PROVIDED ENTRIES:

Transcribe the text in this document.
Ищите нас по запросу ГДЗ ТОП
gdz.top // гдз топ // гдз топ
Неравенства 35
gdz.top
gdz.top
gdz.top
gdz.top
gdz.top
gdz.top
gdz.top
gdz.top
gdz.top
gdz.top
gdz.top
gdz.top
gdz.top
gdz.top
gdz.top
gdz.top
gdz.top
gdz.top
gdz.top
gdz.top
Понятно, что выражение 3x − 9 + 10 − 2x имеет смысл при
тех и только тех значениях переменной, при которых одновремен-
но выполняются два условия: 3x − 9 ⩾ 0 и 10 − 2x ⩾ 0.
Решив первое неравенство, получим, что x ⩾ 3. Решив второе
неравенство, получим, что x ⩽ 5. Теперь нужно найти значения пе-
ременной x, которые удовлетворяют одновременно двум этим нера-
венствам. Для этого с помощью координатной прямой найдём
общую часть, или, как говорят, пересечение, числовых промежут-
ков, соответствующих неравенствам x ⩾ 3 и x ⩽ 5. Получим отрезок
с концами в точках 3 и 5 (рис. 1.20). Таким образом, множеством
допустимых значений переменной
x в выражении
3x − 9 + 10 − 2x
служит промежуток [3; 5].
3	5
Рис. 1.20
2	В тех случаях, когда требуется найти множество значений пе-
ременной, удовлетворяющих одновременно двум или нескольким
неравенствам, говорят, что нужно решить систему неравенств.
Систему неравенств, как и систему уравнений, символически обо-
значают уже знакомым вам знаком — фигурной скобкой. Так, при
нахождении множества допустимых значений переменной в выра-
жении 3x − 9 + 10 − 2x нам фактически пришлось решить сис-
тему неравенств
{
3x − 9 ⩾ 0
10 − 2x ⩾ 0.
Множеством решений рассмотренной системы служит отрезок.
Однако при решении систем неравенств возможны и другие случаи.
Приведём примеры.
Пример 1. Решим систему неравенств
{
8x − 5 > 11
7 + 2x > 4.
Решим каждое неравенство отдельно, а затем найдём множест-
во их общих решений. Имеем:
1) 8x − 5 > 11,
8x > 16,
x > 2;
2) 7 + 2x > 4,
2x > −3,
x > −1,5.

DIRECTIONS: Identify the lines of the data that contain the word "допустимых". Copy each of them.

RESPONSE TO THE EXERCISE:
допустимых значений переменной
нахождении множества допустимых значений переменной в выра-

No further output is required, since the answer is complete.